[What the task requires] Copy out every one of the following rows character for character, without changing anything.

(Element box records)
──────

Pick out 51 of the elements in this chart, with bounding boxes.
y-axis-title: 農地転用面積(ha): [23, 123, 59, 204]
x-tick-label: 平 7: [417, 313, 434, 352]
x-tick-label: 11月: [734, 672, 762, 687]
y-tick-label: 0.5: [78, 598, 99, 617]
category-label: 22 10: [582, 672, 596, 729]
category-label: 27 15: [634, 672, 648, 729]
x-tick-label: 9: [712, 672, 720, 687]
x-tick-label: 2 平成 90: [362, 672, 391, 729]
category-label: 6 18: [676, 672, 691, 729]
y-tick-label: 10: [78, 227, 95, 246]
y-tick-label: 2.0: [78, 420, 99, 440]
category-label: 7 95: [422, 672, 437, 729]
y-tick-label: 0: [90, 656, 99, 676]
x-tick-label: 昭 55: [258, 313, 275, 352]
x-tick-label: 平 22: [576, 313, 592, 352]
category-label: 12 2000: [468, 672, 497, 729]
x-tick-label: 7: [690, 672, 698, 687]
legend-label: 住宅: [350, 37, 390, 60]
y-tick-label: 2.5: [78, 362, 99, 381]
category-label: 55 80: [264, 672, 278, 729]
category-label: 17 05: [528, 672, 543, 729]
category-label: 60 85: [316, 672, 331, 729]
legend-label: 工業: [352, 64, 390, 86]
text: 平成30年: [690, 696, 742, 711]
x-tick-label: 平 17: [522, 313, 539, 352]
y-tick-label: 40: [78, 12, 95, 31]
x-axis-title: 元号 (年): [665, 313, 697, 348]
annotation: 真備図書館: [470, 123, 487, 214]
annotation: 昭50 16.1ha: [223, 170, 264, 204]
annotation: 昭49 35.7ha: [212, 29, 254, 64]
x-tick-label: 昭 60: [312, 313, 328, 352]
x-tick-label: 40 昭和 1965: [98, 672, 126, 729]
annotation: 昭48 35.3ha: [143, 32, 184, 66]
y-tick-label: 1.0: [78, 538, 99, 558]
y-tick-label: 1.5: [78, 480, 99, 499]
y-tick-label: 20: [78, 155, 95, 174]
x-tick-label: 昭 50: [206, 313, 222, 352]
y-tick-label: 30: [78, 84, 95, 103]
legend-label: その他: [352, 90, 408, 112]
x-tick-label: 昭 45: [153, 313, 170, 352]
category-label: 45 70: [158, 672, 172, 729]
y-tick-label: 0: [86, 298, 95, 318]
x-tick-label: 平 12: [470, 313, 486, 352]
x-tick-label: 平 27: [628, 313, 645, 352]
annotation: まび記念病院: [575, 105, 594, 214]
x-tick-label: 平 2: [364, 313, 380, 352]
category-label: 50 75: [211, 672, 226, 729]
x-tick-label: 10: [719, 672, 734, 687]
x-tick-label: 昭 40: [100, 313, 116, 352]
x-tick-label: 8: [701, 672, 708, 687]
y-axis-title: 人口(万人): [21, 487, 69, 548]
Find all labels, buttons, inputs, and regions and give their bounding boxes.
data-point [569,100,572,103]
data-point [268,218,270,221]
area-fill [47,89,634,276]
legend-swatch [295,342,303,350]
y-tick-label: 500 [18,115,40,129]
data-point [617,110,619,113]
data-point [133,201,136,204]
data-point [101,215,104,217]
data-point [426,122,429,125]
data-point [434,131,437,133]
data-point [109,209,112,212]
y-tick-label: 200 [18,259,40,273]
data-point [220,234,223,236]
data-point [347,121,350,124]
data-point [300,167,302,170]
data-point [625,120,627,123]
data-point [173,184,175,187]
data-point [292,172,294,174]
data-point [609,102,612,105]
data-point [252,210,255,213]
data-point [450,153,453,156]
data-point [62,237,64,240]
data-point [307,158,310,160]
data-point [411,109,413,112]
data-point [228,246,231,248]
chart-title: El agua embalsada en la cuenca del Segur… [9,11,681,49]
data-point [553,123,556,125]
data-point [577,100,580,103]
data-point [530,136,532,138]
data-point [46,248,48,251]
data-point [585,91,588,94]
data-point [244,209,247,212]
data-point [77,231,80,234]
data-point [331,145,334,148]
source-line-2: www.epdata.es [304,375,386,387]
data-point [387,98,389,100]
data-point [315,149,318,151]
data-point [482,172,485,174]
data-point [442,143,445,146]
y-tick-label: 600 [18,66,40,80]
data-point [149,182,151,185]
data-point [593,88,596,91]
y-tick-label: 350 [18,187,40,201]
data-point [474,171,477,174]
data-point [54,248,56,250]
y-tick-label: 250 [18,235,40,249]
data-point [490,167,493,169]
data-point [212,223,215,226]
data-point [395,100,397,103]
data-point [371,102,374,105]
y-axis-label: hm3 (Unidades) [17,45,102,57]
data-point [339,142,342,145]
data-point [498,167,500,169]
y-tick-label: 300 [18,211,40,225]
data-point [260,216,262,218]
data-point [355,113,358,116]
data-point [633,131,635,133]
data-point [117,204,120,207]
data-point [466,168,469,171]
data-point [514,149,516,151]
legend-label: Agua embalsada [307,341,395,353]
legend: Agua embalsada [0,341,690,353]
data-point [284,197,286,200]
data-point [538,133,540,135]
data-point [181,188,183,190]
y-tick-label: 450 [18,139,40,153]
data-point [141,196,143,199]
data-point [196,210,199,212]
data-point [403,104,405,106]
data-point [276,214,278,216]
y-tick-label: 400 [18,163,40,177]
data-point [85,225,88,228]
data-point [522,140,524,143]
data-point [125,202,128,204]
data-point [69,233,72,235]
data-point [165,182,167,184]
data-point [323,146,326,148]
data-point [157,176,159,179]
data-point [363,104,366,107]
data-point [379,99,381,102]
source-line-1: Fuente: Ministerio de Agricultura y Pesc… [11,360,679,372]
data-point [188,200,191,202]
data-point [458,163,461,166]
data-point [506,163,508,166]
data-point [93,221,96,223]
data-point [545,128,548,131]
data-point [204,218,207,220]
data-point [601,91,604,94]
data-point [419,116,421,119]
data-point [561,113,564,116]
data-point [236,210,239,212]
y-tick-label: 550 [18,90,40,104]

──────

[Exercise answer]
Pick out 51 of the elements in this chart, with bounding boxes.
y-axis-title: 農地転用面積(ha): [23, 123, 59, 204]
x-tick-label: 平 7: [417, 313, 434, 352]
x-tick-label: 11月: [734, 672, 762, 687]
y-tick-label: 0.5: [78, 598, 99, 617]
category-label: 22 10: [582, 672, 596, 729]
category-label: 27 15: [634, 672, 648, 729]
x-tick-label: 9: [712, 672, 720, 687]
x-tick-label: 2 平成 90: [362, 672, 391, 729]
category-label: 6 18: [676, 672, 691, 729]
y-tick-label: 10: [78, 227, 95, 246]
y-tick-label: 2.0: [78, 420, 99, 440]
category-label: 7 95: [422, 672, 437, 729]
y-tick-label: 0: [90, 656, 99, 676]
x-tick-label: 昭 55: [258, 313, 275, 352]
x-tick-label: 平 22: [576, 313, 592, 352]
category-label: 12 2000: [468, 672, 497, 729]
x-tick-label: 7: [690, 672, 698, 687]
legend-label: 住宅: [350, 37, 390, 60]
y-tick-label: 2.5: [78, 362, 99, 381]
category-label: 55 80: [264, 672, 278, 729]
category-label: 17 05: [528, 672, 543, 729]
category-label: 60 85: [316, 672, 331, 729]
legend-label: 工業: [352, 64, 390, 86]
text: 平成30年: [690, 696, 742, 711]
x-tick-label: 平 17: [522, 313, 539, 352]
y-tick-label: 40: [78, 12, 95, 31]
x-axis-title: 元号 (年): [665, 313, 697, 348]
annotation: 真備図書館: [470, 123, 487, 214]
annotation: 昭50 16.1ha: [223, 170, 264, 204]
annotation: 昭49 35.7ha: [212, 29, 254, 64]
x-tick-label: 昭 60: [312, 313, 328, 352]
x-tick-label: 40 昭和 1965: [98, 672, 126, 729]
annotation: 昭48 35.3ha: [143, 32, 184, 66]
y-tick-label: 1.0: [78, 538, 99, 558]
y-tick-label: 1.5: [78, 480, 99, 499]
y-tick-label: 20: [78, 155, 95, 174]
x-tick-label: 昭 50: [206, 313, 222, 352]
y-tick-label: 30: [78, 84, 95, 103]
legend-label: その他: [352, 90, 408, 112]
x-tick-label: 昭 45: [153, 313, 170, 352]
category-label: 45 70: [158, 672, 172, 729]
y-tick-label: 0: [86, 298, 95, 318]
x-tick-label: 平 12: [470, 313, 486, 352]
x-tick-label: 平 27: [628, 313, 645, 352]
annotation: まび記念病院: [575, 105, 594, 214]
x-tick-label: 平 2: [364, 313, 380, 352]
category-label: 50 75: [211, 672, 226, 729]
x-tick-label: 10: [719, 672, 734, 687]
x-tick-label: 昭 40: [100, 313, 116, 352]
x-tick-label: 8: [701, 672, 708, 687]
y-axis-title: 人口(万人): [21, 487, 69, 548]
Find all labels, buttons, inputs, and regions and give their bounding boxes.
data-point [569,100,572,103]
data-point [268,218,270,221]
area-fill [47,89,634,276]
legend-swatch [295,342,303,350]
y-tick-label: 500 [18,115,40,129]
data-point [617,110,619,113]
data-point [133,201,136,204]
data-point [101,215,104,217]
data-point [426,122,429,125]
data-point [434,131,437,133]
data-point [109,209,112,212]
y-tick-label: 200 [18,259,40,273]
data-point [220,234,223,236]
data-point [347,121,350,124]
data-point [300,167,302,170]
data-point [625,120,627,123]
data-point [173,184,175,187]
data-point [292,172,294,174]
data-point [609,102,612,105]
data-point [252,210,255,213]
data-point [450,153,453,156]
data-point [62,237,64,240]
data-point [307,158,310,160]
data-point [411,109,413,112]
data-point [228,246,231,248]
chart-title: El agua embalsada en la cuenca del Segur… [9,11,681,49]
data-point [553,123,556,125]
data-point [577,100,580,103]
data-point [530,136,532,138]
data-point [46,248,48,251]
data-point [585,91,588,94]
data-point [244,209,247,212]
data-point [77,231,80,234]
data-point [331,145,334,148]
source-line-2: www.epdata.es [304,375,386,387]
data-point [387,98,389,100]
data-point [315,149,318,151]
data-point [482,172,485,174]
data-point [442,143,445,146]
y-tick-label: 600 [18,66,40,80]
data-point [149,182,151,185]
data-point [593,88,596,91]
y-tick-label: 350 [18,187,40,201]
data-point [474,171,477,174]
data-point [54,248,56,250]
y-tick-label: 250 [18,235,40,249]
data-point [490,167,493,169]
data-point [212,223,215,226]
data-point [395,100,397,103]
data-point [371,102,374,105]
y-axis-label: hm3 (Unidades) [17,45,102,57]
data-point [339,142,342,145]
data-point [498,167,500,169]
y-tick-label: 300 [18,211,40,225]
data-point [260,216,262,218]
data-point [355,113,358,116]
data-point [633,131,635,133]
data-point [117,204,120,207]
data-point [466,168,469,171]
data-point [514,149,516,151]
legend-label: Agua embalsada [307,341,395,353]
legend: Agua embalsada [0,341,690,353]
data-point [284,197,286,200]
data-point [538,133,540,135]
data-point [181,188,183,190]
y-tick-label: 450 [18,139,40,153]
data-point [141,196,143,199]
data-point [196,210,199,212]
data-point [403,104,405,106]
data-point [276,214,278,216]
y-tick-label: 400 [18,163,40,177]
data-point [85,225,88,228]
data-point [522,140,524,143]
data-point [125,202,128,204]
data-point [69,233,72,235]
data-point [165,182,167,184]
data-point [323,146,326,148]
data-point [157,176,159,179]
data-point [363,104,366,107]
data-point [379,99,381,102]
source-line-1: Fuente: Ministerio de Agricultura y Pesc… [11,360,679,372]
data-point [188,200,191,202]
data-point [458,163,461,166]
data-point [506,163,508,166]
data-point [93,221,96,223]
data-point [545,128,548,131]
data-point [204,218,207,220]
data-point [601,91,604,94]
data-point [419,116,421,119]
data-point [561,113,564,116]
data-point [236,210,239,212]
y-tick-label: 550 [18,90,40,104]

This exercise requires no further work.